SET EXERCISE -
Go over the entries below line by line, copying each one that contains the word "relative".

──────── ITEMS ────────

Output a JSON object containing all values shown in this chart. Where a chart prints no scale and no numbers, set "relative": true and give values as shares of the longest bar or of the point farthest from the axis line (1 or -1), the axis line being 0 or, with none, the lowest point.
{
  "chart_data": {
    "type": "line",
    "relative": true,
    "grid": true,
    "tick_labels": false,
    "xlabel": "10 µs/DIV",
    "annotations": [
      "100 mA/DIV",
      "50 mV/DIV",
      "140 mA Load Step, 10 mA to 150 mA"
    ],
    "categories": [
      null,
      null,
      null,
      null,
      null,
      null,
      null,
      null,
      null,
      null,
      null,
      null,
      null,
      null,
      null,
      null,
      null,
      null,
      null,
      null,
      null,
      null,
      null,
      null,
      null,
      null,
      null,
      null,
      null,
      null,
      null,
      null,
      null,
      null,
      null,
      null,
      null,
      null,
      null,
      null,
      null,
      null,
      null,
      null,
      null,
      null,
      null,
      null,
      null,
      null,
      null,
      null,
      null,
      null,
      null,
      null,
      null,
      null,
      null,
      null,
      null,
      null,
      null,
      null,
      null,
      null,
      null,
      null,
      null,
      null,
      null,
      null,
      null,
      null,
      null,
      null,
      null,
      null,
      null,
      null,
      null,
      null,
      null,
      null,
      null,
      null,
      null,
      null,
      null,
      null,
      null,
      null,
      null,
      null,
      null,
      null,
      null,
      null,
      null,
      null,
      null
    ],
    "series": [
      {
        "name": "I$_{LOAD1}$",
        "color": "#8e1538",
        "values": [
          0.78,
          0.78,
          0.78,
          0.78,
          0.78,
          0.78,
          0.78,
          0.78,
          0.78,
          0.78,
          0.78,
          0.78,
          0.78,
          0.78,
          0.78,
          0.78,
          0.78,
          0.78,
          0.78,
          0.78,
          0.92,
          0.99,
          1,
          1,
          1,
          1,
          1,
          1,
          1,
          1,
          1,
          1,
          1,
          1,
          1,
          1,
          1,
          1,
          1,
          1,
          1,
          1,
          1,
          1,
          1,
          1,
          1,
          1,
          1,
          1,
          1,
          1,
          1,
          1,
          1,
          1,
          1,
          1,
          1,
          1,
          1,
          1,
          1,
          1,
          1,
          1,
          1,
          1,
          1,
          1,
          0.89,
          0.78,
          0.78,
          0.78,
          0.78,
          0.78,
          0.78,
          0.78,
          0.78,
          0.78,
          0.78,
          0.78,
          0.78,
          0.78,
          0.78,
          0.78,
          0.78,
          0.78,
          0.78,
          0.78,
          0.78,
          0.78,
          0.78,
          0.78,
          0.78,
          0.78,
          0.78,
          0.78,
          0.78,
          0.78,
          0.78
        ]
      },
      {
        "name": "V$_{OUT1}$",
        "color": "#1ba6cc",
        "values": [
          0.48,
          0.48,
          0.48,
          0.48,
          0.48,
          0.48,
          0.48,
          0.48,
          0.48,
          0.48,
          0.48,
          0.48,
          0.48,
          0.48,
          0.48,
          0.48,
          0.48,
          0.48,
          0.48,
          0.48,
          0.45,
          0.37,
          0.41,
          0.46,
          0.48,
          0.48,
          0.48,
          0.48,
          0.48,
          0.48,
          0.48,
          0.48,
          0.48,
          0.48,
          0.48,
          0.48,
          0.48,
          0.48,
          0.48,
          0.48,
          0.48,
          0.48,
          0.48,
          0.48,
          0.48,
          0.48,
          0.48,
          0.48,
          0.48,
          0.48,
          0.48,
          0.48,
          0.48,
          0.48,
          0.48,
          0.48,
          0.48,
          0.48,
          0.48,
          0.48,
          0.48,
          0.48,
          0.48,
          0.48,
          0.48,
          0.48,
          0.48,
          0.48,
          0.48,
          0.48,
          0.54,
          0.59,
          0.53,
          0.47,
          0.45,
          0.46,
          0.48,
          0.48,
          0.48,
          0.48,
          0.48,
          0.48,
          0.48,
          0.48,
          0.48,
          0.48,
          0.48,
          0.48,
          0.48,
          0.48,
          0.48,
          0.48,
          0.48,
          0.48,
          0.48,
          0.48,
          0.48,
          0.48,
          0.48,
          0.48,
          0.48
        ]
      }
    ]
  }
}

────────

OUTPUT OF THE TASK -
Output a JSON object containing all values shown in this chart. Where a chart prints no scale and no numbers, set "relative": true and give values as shares of the longest bar or of the point farthest from the axis line (1 or -1), the axis line being 0 or, with none, the lowest point.
    "relative": true,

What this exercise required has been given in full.